# WHAT THE TASK REQUIRES:
Retype the whole listing, please, keeping every line exact and dropping the pictures.

Dataset records:
* Start *
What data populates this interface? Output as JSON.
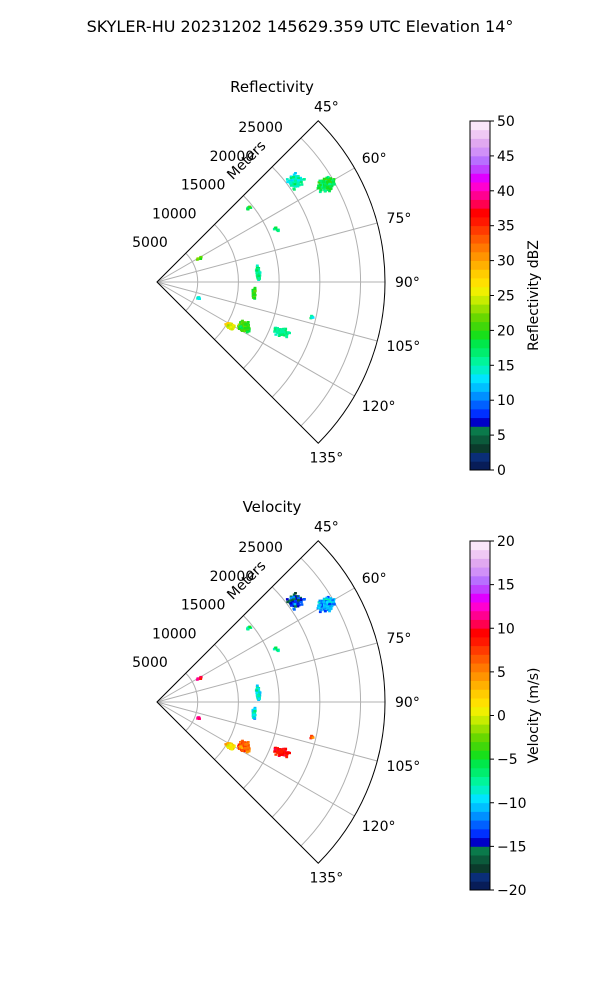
{
  "figure_title": "SKYLER-HU  20231202  145629.359 UTC Elevation 14°",
  "chart_data": [
    {
      "type": "polar-sector",
      "title": "Reflectivity",
      "range_label": "Meters",
      "range_ticks": [
        5000,
        10000,
        15000,
        20000,
        25000
      ],
      "range_tick_labels": [
        "5000",
        "10000",
        "15000",
        "20000",
        "25000"
      ],
      "range_max_m": 28000,
      "angle_ticks_deg": [
        45,
        60,
        75,
        90,
        105,
        120,
        135
      ],
      "angle_tick_labels": [
        "45°",
        "60°",
        "75°",
        "90°",
        "105°",
        "120°",
        "135°"
      ],
      "angle_range_deg": [
        45,
        135
      ],
      "grid": true,
      "colorbar": {
        "label": "Reflectivity dBZ",
        "min": 0,
        "max": 50,
        "ticks": [
          0,
          5,
          10,
          15,
          20,
          25,
          30,
          35,
          40,
          45,
          50
        ],
        "tick_labels": [
          "0",
          "5",
          "10",
          "15",
          "20",
          "25",
          "30",
          "35",
          "40",
          "45",
          "50"
        ],
        "colors": [
          "#081d58",
          "#0a2e78",
          "#0b3b2c",
          "#0b5a3b",
          "#0a7a4b",
          "#0000c8",
          "#0030ff",
          "#0060ff",
          "#0090ff",
          "#00c0ff",
          "#00e5ff",
          "#00f0c8",
          "#00f59a",
          "#00ee6e",
          "#00e84a",
          "#18e01a",
          "#40d80a",
          "#68d800",
          "#98e000",
          "#c8ec00",
          "#f0f000",
          "#ffe000",
          "#ffcc00",
          "#ffb000",
          "#ff9400",
          "#ff7800",
          "#ff5a00",
          "#ff3a00",
          "#ff1800",
          "#ff0000",
          "#ff0050",
          "#ff0090",
          "#ff00d0",
          "#e000ff",
          "#c040ff",
          "#b870ff",
          "#d090f8",
          "#e0a8f0",
          "#f0c8f4",
          "#fae6fa"
        ]
      },
      "echoes": [
        {
          "range_m": 21000,
          "az_deg": 54,
          "n": 110,
          "spread_r": 1300,
          "spread_a": 2.6,
          "value": 15
        },
        {
          "range_m": 24000,
          "az_deg": 60,
          "n": 140,
          "spread_r": 1400,
          "spread_a": 2.8,
          "value": 18
        },
        {
          "range_m": 14500,
          "az_deg": 51,
          "n": 8,
          "spread_r": 400,
          "spread_a": 1.2,
          "value": 17
        },
        {
          "range_m": 16000,
          "az_deg": 66,
          "n": 10,
          "spread_r": 400,
          "spread_a": 1.8,
          "value": 16
        },
        {
          "range_m": 12500,
          "az_deg": 85,
          "n": 60,
          "spread_r": 300,
          "spread_a": 5.5,
          "value": 16
        },
        {
          "range_m": 12000,
          "az_deg": 97,
          "n": 40,
          "spread_r": 300,
          "spread_a": 4.5,
          "value": 20
        },
        {
          "range_m": 12000,
          "az_deg": 117,
          "n": 240,
          "spread_r": 900,
          "spread_a": 3.5,
          "value": 20
        },
        {
          "range_m": 10500,
          "az_deg": 121,
          "n": 90,
          "spread_r": 700,
          "spread_a": 2.2,
          "value": 26
        },
        {
          "range_m": 16500,
          "az_deg": 112,
          "n": 90,
          "spread_r": 1200,
          "spread_a": 2.4,
          "value": 16
        },
        {
          "range_m": 6000,
          "az_deg": 61,
          "n": 8,
          "spread_r": 600,
          "spread_a": 1.5,
          "value": 22
        },
        {
          "range_m": 19500,
          "az_deg": 103,
          "n": 6,
          "spread_r": 300,
          "spread_a": 1.0,
          "value": 15
        },
        {
          "range_m": 5500,
          "az_deg": 111,
          "n": 8,
          "spread_r": 500,
          "spread_a": 2.0,
          "value": 14
        }
      ]
    },
    {
      "type": "polar-sector",
      "title": "Velocity",
      "range_label": "Meters",
      "range_ticks": [
        5000,
        10000,
        15000,
        20000,
        25000
      ],
      "range_tick_labels": [
        "5000",
        "10000",
        "15000",
        "20000",
        "25000"
      ],
      "range_max_m": 28000,
      "angle_ticks_deg": [
        45,
        60,
        75,
        90,
        105,
        120,
        135
      ],
      "angle_tick_labels": [
        "45°",
        "60°",
        "75°",
        "90°",
        "105°",
        "120°",
        "135°"
      ],
      "angle_range_deg": [
        45,
        135
      ],
      "grid": true,
      "colorbar": {
        "label": "Velocity (m/s)",
        "min": -20,
        "max": 20,
        "ticks": [
          -20,
          -15,
          -10,
          -5,
          0,
          5,
          10,
          15,
          20
        ],
        "tick_labels": [
          "−20",
          "−15",
          "−10",
          "−5",
          "0",
          "5",
          "10",
          "15",
          "20"
        ],
        "colors": [
          "#081d58",
          "#0a2e78",
          "#0b3b2c",
          "#0b5a3b",
          "#0a7a4b",
          "#0000c8",
          "#0030ff",
          "#0060ff",
          "#0090ff",
          "#00c0ff",
          "#00e5ff",
          "#00f0c8",
          "#00f59a",
          "#00ee6e",
          "#00e84a",
          "#18e01a",
          "#40d80a",
          "#68d800",
          "#98e000",
          "#c8ec00",
          "#f0f000",
          "#ffe000",
          "#ffcc00",
          "#ffb000",
          "#ff9400",
          "#ff7800",
          "#ff5a00",
          "#ff3a00",
          "#ff1800",
          "#ff0000",
          "#ff0050",
          "#ff0090",
          "#ff00d0",
          "#e000ff",
          "#c040ff",
          "#b870ff",
          "#d090f8",
          "#e0a8f0",
          "#f0c8f4",
          "#fae6fa"
        ]
      },
      "echoes": [
        {
          "range_m": 21000,
          "az_deg": 54,
          "n": 110,
          "spread_r": 1300,
          "spread_a": 2.6,
          "value": -14
        },
        {
          "range_m": 24000,
          "az_deg": 60,
          "n": 140,
          "spread_r": 1400,
          "spread_a": 2.8,
          "value": -11
        },
        {
          "range_m": 14500,
          "az_deg": 51,
          "n": 8,
          "spread_r": 400,
          "spread_a": 1.2,
          "value": -8
        },
        {
          "range_m": 16000,
          "az_deg": 66,
          "n": 10,
          "spread_r": 400,
          "spread_a": 1.8,
          "value": -8
        },
        {
          "range_m": 12500,
          "az_deg": 85,
          "n": 60,
          "spread_r": 300,
          "spread_a": 5.5,
          "value": -9
        },
        {
          "range_m": 12000,
          "az_deg": 97,
          "n": 40,
          "spread_r": 300,
          "spread_a": 4.5,
          "value": -9
        },
        {
          "range_m": 12000,
          "az_deg": 117,
          "n": 240,
          "spread_r": 900,
          "spread_a": 3.5,
          "value": 6
        },
        {
          "range_m": 10500,
          "az_deg": 121,
          "n": 90,
          "spread_r": 700,
          "spread_a": 2.2,
          "value": 2
        },
        {
          "range_m": 16500,
          "az_deg": 112,
          "n": 90,
          "spread_r": 1200,
          "spread_a": 2.4,
          "value": 9
        },
        {
          "range_m": 6000,
          "az_deg": 61,
          "n": 8,
          "spread_r": 600,
          "spread_a": 1.5,
          "value": 11
        },
        {
          "range_m": 19500,
          "az_deg": 103,
          "n": 6,
          "spread_r": 300,
          "spread_a": 1.0,
          "value": 7
        },
        {
          "range_m": 5500,
          "az_deg": 111,
          "n": 8,
          "spread_r": 500,
          "spread_a": 2.0,
          "value": 11
        }
      ]
    }
  ]
}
* End *
# WRITTEN SOLUTION:
What data populates this interface? Output as JSON.
{
  "figure_title": "SKYLER-HU  20231202  145629.359 UTC Elevation 14°",
  "chart_data": [
    {
      "type": "polar-sector",
      "title": "Reflectivity",
      "range_label": "Meters",
      "range_ticks": [
        5000,
        10000,
        15000,
        20000,
        25000
      ],
      "range_tick_labels": [
        "5000",
        "10000",
        "15000",
        "20000",
        "25000"
      ],
      "range_max_m": 28000,
      "angle_ticks_deg": [
        45,
        60,
        75,
        90,
        105,
        120,
        135
      ],
      "angle_tick_labels": [
        "45°",
        "60°",
        "75°",
        "90°",
        "105°",
        "120°",
        "135°"
      ],
      "angle_range_deg": [
        45,
        135
      ],
      "grid": true,
      "colorbar": {
        "label": "Reflectivity dBZ",
        "min": 0,
        "max": 50,
        "ticks": [
          0,
          5,
          10,
          15,
          20,
          25,
          30,
          35,
          40,
          45,
          50
        ],
        "tick_labels": [
          "0",
          "5",
          "10",
          "15",
          "20",
          "25",
          "30",
          "35",
          "40",
          "45",
          "50"
        ],
        "colors": [
          "#081d58",
          "#0a2e78",
          "#0b3b2c",
          "#0b5a3b",
          "#0a7a4b",
          "#0000c8",
          "#0030ff",
          "#0060ff",
          "#0090ff",
          "#00c0ff",
          "#00e5ff",
          "#00f0c8",
          "#00f59a",
          "#00ee6e",
          "#00e84a",
          "#18e01a",
          "#40d80a",
          "#68d800",
          "#98e000",
          "#c8ec00",
          "#f0f000",
          "#ffe000",
          "#ffcc00",
          "#ffb000",
          "#ff9400",
          "#ff7800",
          "#ff5a00",
          "#ff3a00",
          "#ff1800",
          "#ff0000",
          "#ff0050",
          "#ff0090",
          "#ff00d0",
          "#e000ff",
          "#c040ff",
          "#b870ff",
          "#d090f8",
          "#e0a8f0",
          "#f0c8f4",
          "#fae6fa"
        ]
      },
      "echoes": [
        {
          "range_m": 21000,
          "az_deg": 54,
          "n": 110,
          "spread_r": 1300,
          "spread_a": 2.6,
          "value": 15
        },
        {
          "range_m": 24000,
          "az_deg": 60,
          "n": 140,
          "spread_r": 1400,
          "spread_a": 2.8,
          "value": 18
        },
        {
          "range_m": 14500,
          "az_deg": 51,
          "n": 8,
          "spread_r": 400,
          "spread_a": 1.2,
          "value": 17
        },
        {
          "range_m": 16000,
          "az_deg": 66,
          "n": 10,
          "spread_r": 400,
          "spread_a": 1.8,
          "value": 16
        },
        {
          "range_m": 12500,
          "az_deg": 85,
          "n": 60,
          "spread_r": 300,
          "spread_a": 5.5,
          "value": 16
        },
        {
          "range_m": 12000,
          "az_deg": 97,
          "n": 40,
          "spread_r": 300,
          "spread_a": 4.5,
          "value": 20
        },
        {
          "range_m": 12000,
          "az_deg": 117,
          "n": 240,
          "spread_r": 900,
          "spread_a": 3.5,
          "value": 20
        },
        {
          "range_m": 10500,
          "az_deg": 121,
          "n": 90,
          "spread_r": 700,
          "spread_a": 2.2,
          "value": 26
        },
        {
          "range_m": 16500,
          "az_deg": 112,
          "n": 90,
          "spread_r": 1200,
          "spread_a": 2.4,
          "value": 16
        },
        {
          "range_m": 6000,
          "az_deg": 61,
          "n": 8,
          "spread_r": 600,
          "spread_a": 1.5,
          "value": 22
        },
        {
          "range_m": 19500,
          "az_deg": 103,
          "n": 6,
          "spread_r": 300,
          "spread_a": 1.0,
          "value": 15
        },
        {
          "range_m": 5500,
          "az_deg": 111,
          "n": 8,
          "spread_r": 500,
          "spread_a": 2.0,
          "value": 14
        }
      ]
    },
    {
      "type": "polar-sector",
      "title": "Velocity",
      "range_label": "Meters",
      "range_ticks": [
        5000,
        10000,
        15000,
        20000,
        25000
      ],
      "range_tick_labels": [
        "5000",
        "10000",
        "15000",
        "20000",
        "25000"
      ],
      "range_max_m": 28000,
      "angle_ticks_deg": [
        45,
        60,
        75,
        90,
        105,
        120,
        135
      ],
      "angle_tick_labels": [
        "45°",
        "60°",
        "75°",
        "90°",
        "105°",
        "120°",
        "135°"
      ],
      "angle_range_deg": [
        45,
        135
      ],
      "grid": true,
      "colorbar": {
        "label": "Velocity (m/s)",
        "min": -20,
        "max": 20,
        "ticks": [
          -20,
          -15,
          -10,
          -5,
          0,
          5,
          10,
          15,
          20
        ],
        "tick_labels": [
          "−20",
          "−15",
          "−10",
          "−5",
          "0",
          "5",
          "10",
          "15",
          "20"
        ],
        "colors": [
          "#081d58",
          "#0a2e78",
          "#0b3b2c",
          "#0b5a3b",
          "#0a7a4b",
          "#0000c8",
          "#0030ff",
          "#0060ff",
          "#0090ff",
          "#00c0ff",
          "#00e5ff",
          "#00f0c8",
          "#00f59a",
          "#00ee6e",
          "#00e84a",
          "#18e01a",
          "#40d80a",
          "#68d800",
          "#98e000",
          "#c8ec00",
          "#f0f000",
          "#ffe000",
          "#ffcc00",
          "#ffb000",
          "#ff9400",
          "#ff7800",
          "#ff5a00",
          "#ff3a00",
          "#ff1800",
          "#ff0000",
          "#ff0050",
          "#ff0090",
          "#ff00d0",
          "#e000ff",
          "#c040ff",
          "#b870ff",
          "#d090f8",
          "#e0a8f0",
          "#f0c8f4",
          "#fae6fa"
        ]
      },
      "echoes": [
        {
          "range_m": 21000,
          "az_deg": 54,
          "n": 110,
          "spread_r": 1300,
          "spread_a": 2.6,
          "value": -14
        },
        {
          "range_m": 24000,
          "az_deg": 60,
          "n": 140,
          "spread_r": 1400,
          "spread_a": 2.8,
          "value": -11
        },
        {
          "range_m": 14500,
          "az_deg": 51,
          "n": 8,
          "spread_r": 400,
          "spread_a": 1.2,
          "value": -8
        },
        {
          "range_m": 16000,
          "az_deg": 66,
          "n": 10,
          "spread_r": 400,
          "spread_a": 1.8,
          "value": -8
        },
        {
          "range_m": 12500,
          "az_deg": 85,
          "n": 60,
          "spread_r": 300,
          "spread_a": 5.5,
          "value": -9
        },
        {
          "range_m": 12000,
          "az_deg": 97,
          "n": 40,
          "spread_r": 300,
          "spread_a": 4.5,
          "value": -9
        },
        {
          "range_m": 12000,
          "az_deg": 117,
          "n": 240,
          "spread_r": 900,
          "spread_a": 3.5,
          "value": 6
        },
        {
          "range_m": 10500,
          "az_deg": 121,
          "n": 90,
          "spread_r": 700,
          "spread_a": 2.2,
          "value": 2
        },
        {
          "range_m": 16500,
          "az_deg": 112,
          "n": 90,
          "spread_r": 1200,
          "spread_a": 2.4,
          "value": 9
        },
        {
          "range_m": 6000,
          "az_deg": 61,
          "n": 8,
          "spread_r": 600,
          "spread_a": 1.5,
          "value": 11
        },
        {
          "range_m": 19500,
          "az_deg": 103,
          "n": 6,
          "spread_r": 300,
          "spread_a": 1.0,
          "value": 7
        },
        {
          "range_m": 5500,
          "az_deg": 111,
          "n": 8,
          "spread_r": 500,
          "spread_a": 2.0,
          "value": 11
        }
      ]
    }
  ]
}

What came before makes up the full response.